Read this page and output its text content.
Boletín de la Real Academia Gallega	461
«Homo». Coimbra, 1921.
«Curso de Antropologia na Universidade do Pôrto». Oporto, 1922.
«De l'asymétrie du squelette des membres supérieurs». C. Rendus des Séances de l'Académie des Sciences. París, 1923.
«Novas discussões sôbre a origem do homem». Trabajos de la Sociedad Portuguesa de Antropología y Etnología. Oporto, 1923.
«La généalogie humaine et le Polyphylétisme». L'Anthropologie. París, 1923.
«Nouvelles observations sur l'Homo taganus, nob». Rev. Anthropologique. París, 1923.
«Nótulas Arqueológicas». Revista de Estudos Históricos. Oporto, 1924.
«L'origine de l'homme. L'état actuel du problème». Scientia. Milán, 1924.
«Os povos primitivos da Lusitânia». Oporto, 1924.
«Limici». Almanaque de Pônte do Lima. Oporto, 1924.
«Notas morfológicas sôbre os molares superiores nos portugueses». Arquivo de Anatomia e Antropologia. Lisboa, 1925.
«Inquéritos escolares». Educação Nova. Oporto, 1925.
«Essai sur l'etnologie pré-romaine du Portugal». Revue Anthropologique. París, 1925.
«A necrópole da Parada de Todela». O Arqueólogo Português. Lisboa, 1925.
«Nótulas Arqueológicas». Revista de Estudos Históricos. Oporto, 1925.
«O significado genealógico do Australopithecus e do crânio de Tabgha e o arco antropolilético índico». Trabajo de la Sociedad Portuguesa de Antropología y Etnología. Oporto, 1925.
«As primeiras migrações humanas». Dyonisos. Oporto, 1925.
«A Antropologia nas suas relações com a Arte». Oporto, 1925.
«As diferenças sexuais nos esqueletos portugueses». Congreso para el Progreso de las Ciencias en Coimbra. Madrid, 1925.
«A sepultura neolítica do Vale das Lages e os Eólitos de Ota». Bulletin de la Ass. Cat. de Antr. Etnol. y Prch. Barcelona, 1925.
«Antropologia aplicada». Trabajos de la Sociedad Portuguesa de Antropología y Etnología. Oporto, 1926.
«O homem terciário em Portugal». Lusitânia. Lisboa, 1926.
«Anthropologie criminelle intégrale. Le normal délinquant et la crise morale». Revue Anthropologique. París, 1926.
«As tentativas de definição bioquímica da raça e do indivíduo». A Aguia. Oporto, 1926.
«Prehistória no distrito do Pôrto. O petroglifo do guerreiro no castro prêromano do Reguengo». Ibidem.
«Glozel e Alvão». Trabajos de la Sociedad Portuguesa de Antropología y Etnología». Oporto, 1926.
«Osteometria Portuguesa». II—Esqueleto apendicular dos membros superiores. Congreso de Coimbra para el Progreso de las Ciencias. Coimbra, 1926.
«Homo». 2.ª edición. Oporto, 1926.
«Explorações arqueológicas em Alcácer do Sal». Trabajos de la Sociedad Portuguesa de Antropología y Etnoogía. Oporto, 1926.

◆ ◆ ◆ ◆ ◆ ◆ ◆

* _Directions for this task_
Reproduce all the records precisely.

* _Exercise solution_
Read this page and output its text content.
Boletín de la Real Academia Gallega	461
«Homo». Coimbra, 1921.
«Curso de Antropologia na Universidade do Pôrto». Oporto, 1922.
«De l'asymétrie du squelette des membres supérieurs». C. Rendus des Séances de l'Académie des Sciences. París, 1923.
«Novas discussões sôbre a origem do homem». Trabajos de la Sociedad Portuguesa de Antropología y Etnología. Oporto, 1923.
«La généalogie humaine et le Polyphylétisme». L'Anthropologie. París, 1923.
«Nouvelles observations sur l'Homo taganus, nob». Rev. Anthropologique. París, 1923.
«Nótulas Arqueológicas». Revista de Estudos Históricos. Oporto, 1924.
«L'origine de l'homme. L'état actuel du problème». Scientia. Milán, 1924.
«Os povos primitivos da Lusitânia». Oporto, 1924.
«Limici». Almanaque de Pônte do Lima. Oporto, 1924.
«Notas morfológicas sôbre os molares superiores nos portugueses». Arquivo de Anatomia e Antropologia. Lisboa, 1925.
«Inquéritos escolares». Educação Nova. Oporto, 1925.
«Essai sur l'etnologie pré-romaine du Portugal». Revue Anthropologique. París, 1925.
«A necrópole da Parada de Todela». O Arqueólogo Português. Lisboa, 1925.
«Nótulas Arqueológicas». Revista de Estudos Históricos. Oporto, 1925.
«O significado genealógico do Australopithecus e do crânio de Tabgha e o arco antropolilético índico». Trabajo de la Sociedad Portuguesa de Antropología y Etnología. Oporto, 1925.
«As primeiras migrações humanas». Dyonisos. Oporto, 1925.
«A Antropologia nas suas relações com a Arte». Oporto, 1925.
«As diferenças sexuais nos esqueletos portugueses». Congreso para el Progreso de las Ciencias en Coimbra. Madrid, 1925.
«A sepultura neolítica do Vale das Lages e os Eólitos de Ota». Bulletin de la Ass. Cat. de Antr. Etnol. y Prch. Barcelona, 1925.
«Antropologia aplicada». Trabajos de la Sociedad Portuguesa de Antropología y Etnología. Oporto, 1926.
«O homem terciário em Portugal». Lusitânia. Lisboa, 1926.
«Anthropologie criminelle intégrale. Le normal délinquant et la crise morale». Revue Anthropologique. París, 1926.
«As tentativas de definição bioquímica da raça e do indivíduo». A Aguia. Oporto, 1926.
«Prehistória no distrito do Pôrto. O petroglifo do guerreiro no castro prêromano do Reguengo». Ibidem.
«Glozel e Alvão». Trabajos de la Sociedad Portuguesa de Antropología y Etnología». Oporto, 1926.
«Osteometria Portuguesa». II—Esqueleto apendicular dos membros superiores. Congreso de Coimbra para el Progreso de las Ciencias. Coimbra, 1926.
«Homo». 2.ª edición. Oporto, 1926.
«Explorações arqueológicas em Alcácer do Sal». Trabajos de la Sociedad Portuguesa de Antropología y Etnoogía. Oporto, 1926.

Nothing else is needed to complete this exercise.